Count how many lines mention the word "increase". Write that number alone.

----

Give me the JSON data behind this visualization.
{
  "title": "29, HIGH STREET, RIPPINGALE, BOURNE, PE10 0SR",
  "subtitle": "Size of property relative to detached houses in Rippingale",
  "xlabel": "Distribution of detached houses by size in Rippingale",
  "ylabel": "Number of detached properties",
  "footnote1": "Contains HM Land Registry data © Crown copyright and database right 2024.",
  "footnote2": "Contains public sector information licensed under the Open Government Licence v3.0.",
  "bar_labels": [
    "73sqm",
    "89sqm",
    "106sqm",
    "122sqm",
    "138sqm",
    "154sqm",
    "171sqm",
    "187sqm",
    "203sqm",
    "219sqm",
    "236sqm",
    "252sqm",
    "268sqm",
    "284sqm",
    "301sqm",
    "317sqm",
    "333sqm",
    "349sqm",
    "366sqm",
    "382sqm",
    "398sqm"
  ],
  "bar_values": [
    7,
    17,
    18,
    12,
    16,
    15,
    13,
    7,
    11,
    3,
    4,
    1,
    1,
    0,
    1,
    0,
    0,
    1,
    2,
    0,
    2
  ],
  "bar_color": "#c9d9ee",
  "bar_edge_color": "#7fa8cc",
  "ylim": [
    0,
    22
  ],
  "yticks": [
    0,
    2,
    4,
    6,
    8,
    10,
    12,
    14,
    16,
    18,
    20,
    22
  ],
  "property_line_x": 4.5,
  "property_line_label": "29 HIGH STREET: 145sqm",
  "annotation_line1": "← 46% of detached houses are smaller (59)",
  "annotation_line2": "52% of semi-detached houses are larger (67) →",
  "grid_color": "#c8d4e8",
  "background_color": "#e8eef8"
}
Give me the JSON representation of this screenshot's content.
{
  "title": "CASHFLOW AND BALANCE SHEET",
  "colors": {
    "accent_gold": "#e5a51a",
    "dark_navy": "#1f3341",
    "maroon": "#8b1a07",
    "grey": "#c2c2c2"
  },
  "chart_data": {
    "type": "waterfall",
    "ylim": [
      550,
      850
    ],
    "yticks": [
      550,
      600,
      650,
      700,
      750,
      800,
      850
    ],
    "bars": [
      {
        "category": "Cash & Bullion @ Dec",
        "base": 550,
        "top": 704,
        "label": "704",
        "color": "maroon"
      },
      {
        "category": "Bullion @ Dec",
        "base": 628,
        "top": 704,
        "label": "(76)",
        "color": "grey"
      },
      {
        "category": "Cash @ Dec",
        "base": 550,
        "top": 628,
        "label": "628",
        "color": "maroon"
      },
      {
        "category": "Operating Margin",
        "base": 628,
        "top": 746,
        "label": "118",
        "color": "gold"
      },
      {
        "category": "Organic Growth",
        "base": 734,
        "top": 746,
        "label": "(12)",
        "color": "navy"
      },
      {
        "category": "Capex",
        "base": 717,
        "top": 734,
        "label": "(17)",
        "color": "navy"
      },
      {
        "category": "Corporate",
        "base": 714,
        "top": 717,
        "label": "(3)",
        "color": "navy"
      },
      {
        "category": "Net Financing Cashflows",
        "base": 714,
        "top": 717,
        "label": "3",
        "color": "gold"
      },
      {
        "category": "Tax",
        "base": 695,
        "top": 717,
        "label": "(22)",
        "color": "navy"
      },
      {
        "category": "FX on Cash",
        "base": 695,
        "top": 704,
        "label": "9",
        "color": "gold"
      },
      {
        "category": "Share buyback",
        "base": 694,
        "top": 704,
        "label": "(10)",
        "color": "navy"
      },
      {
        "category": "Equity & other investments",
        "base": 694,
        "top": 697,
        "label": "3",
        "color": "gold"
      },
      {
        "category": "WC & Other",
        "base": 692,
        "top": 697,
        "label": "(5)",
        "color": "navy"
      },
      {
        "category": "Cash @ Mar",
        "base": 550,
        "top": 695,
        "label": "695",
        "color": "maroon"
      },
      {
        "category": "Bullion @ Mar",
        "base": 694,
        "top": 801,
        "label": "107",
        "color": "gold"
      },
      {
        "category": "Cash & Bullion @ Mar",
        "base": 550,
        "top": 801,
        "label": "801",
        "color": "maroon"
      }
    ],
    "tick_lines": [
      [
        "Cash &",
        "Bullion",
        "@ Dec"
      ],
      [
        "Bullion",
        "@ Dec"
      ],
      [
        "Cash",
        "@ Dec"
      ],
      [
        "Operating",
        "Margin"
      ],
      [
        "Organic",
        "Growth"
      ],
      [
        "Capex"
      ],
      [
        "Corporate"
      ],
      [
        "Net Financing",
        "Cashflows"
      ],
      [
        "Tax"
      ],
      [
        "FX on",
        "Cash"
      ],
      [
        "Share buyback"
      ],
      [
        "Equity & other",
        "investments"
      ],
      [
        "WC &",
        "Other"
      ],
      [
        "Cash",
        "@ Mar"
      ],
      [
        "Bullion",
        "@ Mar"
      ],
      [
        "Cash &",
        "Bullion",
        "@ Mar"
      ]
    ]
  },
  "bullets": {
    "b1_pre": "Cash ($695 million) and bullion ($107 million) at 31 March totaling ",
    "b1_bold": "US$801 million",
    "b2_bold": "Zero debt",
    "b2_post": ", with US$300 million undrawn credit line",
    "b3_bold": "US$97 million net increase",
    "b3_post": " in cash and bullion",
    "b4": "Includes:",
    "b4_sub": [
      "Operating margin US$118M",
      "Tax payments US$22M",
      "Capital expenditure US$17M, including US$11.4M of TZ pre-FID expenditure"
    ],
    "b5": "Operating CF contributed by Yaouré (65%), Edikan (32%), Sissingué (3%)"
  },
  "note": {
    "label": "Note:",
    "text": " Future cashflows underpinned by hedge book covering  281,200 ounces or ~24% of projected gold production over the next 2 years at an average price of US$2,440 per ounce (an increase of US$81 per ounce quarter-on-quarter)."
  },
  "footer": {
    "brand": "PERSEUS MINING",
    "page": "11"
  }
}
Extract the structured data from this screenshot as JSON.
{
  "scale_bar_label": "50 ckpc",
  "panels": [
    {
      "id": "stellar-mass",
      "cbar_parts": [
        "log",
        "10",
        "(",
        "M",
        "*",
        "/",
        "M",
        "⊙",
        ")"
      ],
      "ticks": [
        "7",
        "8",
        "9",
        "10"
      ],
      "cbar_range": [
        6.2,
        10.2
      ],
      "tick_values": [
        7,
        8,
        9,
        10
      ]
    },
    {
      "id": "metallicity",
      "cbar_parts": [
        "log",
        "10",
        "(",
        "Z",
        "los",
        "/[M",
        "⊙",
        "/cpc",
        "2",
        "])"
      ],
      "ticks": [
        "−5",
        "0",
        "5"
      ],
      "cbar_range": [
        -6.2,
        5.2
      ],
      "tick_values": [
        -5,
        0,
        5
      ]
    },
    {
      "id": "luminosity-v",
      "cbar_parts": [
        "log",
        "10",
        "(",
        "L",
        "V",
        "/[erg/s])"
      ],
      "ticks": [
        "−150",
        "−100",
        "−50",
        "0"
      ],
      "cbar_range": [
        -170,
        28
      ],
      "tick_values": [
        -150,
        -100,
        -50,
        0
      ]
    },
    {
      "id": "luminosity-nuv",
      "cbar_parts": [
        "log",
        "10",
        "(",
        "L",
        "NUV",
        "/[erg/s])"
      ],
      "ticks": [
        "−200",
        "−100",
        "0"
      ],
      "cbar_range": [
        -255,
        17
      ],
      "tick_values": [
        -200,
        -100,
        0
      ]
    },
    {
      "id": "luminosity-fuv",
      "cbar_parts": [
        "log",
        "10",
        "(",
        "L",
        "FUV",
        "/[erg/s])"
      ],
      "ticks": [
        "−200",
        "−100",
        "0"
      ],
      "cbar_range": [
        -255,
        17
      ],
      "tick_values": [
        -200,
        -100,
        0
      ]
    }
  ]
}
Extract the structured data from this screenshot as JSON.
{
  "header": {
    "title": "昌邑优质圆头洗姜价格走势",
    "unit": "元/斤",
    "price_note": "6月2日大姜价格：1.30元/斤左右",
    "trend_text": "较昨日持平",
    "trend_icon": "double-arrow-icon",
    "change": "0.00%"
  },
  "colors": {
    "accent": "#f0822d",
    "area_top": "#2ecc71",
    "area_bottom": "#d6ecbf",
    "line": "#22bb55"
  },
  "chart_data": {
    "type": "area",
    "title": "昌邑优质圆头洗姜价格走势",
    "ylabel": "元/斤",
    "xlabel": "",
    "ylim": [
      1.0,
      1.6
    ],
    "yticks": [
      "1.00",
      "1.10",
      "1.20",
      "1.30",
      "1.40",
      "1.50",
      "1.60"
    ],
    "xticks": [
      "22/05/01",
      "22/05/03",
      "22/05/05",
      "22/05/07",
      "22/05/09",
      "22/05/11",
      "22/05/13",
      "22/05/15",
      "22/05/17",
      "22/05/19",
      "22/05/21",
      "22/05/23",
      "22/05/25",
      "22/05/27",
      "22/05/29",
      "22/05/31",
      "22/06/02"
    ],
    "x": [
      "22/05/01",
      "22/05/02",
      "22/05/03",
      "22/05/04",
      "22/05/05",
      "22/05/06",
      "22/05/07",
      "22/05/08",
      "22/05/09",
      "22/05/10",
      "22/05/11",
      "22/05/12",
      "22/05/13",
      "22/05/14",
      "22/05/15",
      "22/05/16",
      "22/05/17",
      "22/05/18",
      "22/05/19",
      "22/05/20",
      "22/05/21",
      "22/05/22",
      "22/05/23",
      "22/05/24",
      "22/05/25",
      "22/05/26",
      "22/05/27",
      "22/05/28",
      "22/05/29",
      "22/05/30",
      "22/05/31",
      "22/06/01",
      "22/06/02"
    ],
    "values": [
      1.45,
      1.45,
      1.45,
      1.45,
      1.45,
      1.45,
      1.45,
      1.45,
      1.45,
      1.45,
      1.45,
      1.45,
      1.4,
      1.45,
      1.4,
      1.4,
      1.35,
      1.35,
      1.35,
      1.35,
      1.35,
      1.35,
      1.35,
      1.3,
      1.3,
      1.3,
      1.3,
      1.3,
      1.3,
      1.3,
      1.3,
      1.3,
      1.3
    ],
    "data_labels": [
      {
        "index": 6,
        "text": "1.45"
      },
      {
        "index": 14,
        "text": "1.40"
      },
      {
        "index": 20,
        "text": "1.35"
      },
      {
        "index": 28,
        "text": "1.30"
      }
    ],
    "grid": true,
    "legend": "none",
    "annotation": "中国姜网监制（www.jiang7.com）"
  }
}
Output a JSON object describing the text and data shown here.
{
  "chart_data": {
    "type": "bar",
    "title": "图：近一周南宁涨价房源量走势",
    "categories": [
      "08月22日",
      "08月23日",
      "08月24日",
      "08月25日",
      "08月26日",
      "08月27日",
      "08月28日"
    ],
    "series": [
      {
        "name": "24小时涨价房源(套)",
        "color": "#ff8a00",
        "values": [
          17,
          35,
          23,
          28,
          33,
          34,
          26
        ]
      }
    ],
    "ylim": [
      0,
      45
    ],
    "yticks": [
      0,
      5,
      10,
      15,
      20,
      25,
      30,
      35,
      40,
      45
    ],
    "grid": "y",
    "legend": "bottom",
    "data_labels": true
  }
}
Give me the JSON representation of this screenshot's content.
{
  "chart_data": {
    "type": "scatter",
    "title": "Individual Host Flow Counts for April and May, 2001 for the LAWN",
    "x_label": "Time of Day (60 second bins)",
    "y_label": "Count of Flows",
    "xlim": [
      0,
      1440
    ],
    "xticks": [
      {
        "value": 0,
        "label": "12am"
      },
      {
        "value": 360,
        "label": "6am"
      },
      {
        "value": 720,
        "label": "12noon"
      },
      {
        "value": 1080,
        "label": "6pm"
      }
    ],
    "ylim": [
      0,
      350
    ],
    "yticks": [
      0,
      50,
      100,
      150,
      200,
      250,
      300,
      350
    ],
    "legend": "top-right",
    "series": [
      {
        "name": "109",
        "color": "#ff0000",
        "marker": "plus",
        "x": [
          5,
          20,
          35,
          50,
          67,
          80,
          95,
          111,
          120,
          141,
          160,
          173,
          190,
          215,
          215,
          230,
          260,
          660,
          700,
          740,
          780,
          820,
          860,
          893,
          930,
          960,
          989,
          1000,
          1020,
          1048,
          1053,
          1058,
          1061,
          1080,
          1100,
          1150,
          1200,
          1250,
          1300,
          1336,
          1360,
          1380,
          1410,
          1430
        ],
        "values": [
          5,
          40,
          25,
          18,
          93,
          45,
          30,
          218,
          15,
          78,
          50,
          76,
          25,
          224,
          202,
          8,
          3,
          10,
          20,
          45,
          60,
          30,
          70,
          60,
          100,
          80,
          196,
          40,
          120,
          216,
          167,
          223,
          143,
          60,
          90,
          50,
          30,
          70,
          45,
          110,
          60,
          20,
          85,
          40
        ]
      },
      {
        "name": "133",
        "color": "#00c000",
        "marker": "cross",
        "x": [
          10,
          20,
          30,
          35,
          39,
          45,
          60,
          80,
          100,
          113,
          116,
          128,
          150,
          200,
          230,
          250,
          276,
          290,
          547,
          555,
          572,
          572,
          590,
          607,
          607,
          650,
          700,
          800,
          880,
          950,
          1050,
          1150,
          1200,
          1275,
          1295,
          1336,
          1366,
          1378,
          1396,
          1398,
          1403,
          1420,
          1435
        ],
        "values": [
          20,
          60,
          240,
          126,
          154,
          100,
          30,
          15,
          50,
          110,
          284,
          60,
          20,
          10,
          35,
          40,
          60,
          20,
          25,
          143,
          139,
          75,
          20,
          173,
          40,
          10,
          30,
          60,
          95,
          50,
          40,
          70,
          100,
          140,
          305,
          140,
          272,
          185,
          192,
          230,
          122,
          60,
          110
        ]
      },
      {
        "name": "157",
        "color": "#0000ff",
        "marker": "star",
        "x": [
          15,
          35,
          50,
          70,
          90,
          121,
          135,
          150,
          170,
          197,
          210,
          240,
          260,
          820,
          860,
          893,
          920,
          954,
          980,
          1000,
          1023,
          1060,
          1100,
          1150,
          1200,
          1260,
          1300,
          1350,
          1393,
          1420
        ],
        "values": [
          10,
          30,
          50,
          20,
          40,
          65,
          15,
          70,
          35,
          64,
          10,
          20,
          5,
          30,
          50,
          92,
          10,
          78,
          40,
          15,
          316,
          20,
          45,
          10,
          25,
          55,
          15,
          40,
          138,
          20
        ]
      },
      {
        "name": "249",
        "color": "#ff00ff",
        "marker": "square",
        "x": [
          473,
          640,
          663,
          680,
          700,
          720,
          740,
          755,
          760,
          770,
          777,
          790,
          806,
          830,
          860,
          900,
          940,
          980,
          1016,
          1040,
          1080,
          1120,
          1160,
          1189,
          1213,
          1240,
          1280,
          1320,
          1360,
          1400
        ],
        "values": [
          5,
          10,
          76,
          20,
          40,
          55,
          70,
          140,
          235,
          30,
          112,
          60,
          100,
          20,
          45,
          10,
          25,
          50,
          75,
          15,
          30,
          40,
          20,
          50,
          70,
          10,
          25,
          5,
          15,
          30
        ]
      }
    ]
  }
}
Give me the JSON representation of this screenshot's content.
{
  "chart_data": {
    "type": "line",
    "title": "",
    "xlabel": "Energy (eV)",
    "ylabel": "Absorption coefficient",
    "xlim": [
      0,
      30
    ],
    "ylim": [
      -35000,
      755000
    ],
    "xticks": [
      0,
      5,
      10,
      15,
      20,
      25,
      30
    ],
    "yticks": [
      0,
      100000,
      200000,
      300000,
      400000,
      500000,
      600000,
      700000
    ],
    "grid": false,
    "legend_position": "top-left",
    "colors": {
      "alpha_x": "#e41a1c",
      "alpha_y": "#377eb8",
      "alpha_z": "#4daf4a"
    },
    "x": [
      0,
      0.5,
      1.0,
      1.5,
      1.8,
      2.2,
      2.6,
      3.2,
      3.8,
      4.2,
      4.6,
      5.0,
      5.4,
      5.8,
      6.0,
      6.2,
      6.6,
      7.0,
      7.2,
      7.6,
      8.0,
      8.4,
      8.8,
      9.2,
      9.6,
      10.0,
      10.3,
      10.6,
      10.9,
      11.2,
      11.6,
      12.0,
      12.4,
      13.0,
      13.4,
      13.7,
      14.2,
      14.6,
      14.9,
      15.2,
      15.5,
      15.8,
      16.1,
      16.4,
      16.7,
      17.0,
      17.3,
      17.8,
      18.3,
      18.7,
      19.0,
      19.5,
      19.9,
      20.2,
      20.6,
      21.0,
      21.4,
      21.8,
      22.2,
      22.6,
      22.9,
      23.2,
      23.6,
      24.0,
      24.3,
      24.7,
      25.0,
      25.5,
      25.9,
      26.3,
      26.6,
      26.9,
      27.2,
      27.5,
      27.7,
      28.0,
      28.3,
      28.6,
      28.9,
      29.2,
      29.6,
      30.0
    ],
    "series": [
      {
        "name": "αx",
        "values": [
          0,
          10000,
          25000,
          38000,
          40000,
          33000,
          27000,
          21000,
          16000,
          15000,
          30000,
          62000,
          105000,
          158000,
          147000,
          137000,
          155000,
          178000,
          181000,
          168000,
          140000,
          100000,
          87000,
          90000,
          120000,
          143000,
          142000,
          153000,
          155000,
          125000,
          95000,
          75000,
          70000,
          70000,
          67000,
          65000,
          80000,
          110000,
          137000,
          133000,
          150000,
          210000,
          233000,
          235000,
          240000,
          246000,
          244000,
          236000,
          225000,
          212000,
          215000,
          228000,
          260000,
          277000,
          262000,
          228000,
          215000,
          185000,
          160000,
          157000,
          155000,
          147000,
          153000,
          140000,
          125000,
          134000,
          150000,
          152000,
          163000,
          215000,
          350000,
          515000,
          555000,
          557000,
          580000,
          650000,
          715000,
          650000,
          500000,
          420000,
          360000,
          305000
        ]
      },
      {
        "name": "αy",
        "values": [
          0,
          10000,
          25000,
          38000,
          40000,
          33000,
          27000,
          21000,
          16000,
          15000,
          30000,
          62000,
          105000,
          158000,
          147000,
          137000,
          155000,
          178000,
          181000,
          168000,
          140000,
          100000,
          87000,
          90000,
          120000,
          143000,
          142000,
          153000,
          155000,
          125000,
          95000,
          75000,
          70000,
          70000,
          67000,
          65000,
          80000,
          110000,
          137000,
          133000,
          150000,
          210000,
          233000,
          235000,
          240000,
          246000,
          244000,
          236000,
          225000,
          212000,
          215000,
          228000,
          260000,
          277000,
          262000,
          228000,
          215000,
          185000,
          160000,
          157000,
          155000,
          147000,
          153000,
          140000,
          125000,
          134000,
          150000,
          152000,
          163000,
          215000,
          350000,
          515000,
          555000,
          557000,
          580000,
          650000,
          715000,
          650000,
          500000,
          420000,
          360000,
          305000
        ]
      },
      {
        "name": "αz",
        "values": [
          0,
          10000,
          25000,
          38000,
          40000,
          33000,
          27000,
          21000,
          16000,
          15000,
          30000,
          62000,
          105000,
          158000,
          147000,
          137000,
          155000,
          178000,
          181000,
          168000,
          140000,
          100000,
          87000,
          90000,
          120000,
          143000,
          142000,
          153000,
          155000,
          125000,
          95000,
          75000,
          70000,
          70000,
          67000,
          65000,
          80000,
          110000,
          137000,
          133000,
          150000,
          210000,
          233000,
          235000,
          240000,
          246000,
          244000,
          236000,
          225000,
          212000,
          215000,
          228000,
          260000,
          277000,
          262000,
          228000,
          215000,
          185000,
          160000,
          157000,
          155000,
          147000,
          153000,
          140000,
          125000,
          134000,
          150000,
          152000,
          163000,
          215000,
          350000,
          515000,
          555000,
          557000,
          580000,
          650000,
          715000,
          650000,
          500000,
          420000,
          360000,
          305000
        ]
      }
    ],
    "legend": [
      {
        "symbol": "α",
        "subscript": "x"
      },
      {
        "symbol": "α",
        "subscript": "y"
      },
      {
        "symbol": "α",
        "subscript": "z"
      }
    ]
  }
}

----

◆ SOLUTION BELOW ◆
2